-- Start of Input rows --

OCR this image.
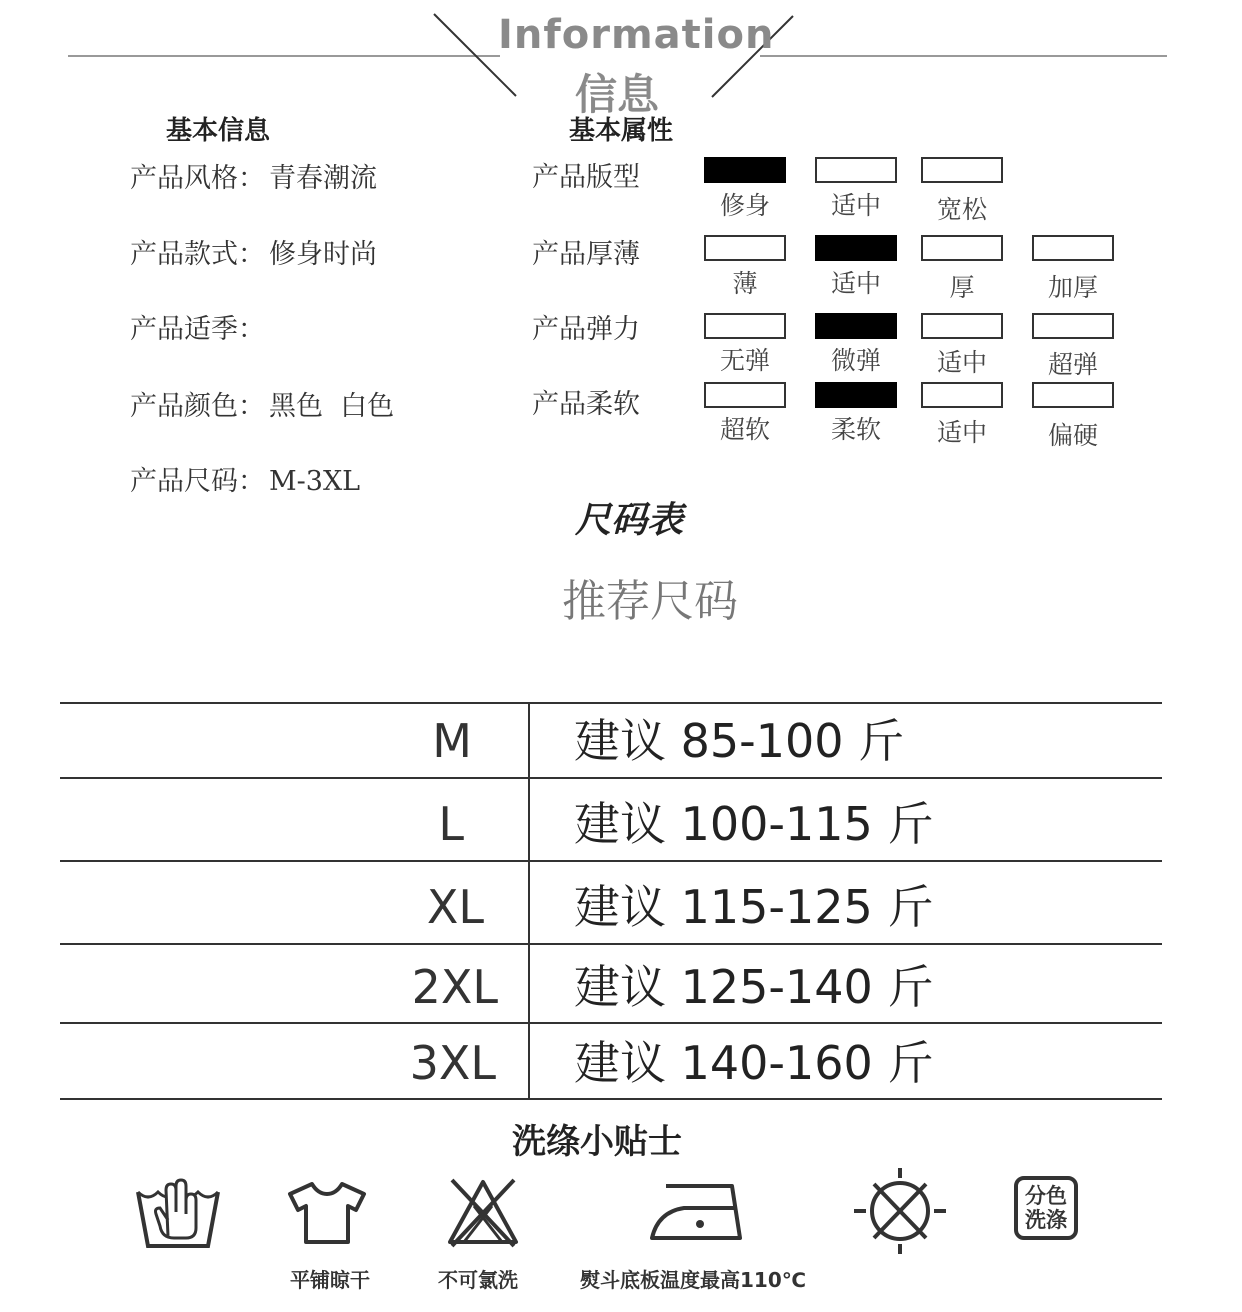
Information
信息
基本信息
产品风格： 青春潮流
产品款式： 修身时尚
产品适季：
产品颜色： 黑色  白色
产品尺码： M-3XL
基本属性
产品版型
修身	适中	宽松
产品厚薄
薄	适中	厚	加厚
产品弹力
无弹	微弹	适中	超弹
产品柔软
超软	柔软	适中	偏硬
尺码表
推荐尺码
M	建议 85-100 斤
L	建议 100-115 斤
XL	建议 115-125 斤
2XL	建议 125-140 斤
3XL	建议 140-160 斤
洗绦小贴士
平铺晾干	不可氯洗	熨斗底板温度最高110℃
分色洗涤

-- End of Input rows --

Given task:
Skip the pictures and transcribe the rest of the records exactly.

Answer for the task:
OCR this image.
Information
信息
基本信息
产品风格： 青春潮流
产品款式： 修身时尚
产品适季：
产品颜色： 黑色  白色
产品尺码： M-3XL
基本属性
产品版型
修身	适中	宽松
产品厚薄
薄	适中	厚	加厚
产品弹力
无弹	微弹	适中	超弹
产品柔软
超软	柔软	适中	偏硬
尺码表
推荐尺码
M	建议 85-100 斤
L	建议 100-115 斤
XL	建议 115-125 斤
2XL	建议 125-140 斤
3XL	建议 140-160 斤
洗绦小贴士
平铺晾干	不可氯洗	熨斗底板温度最高110℃
分色洗涤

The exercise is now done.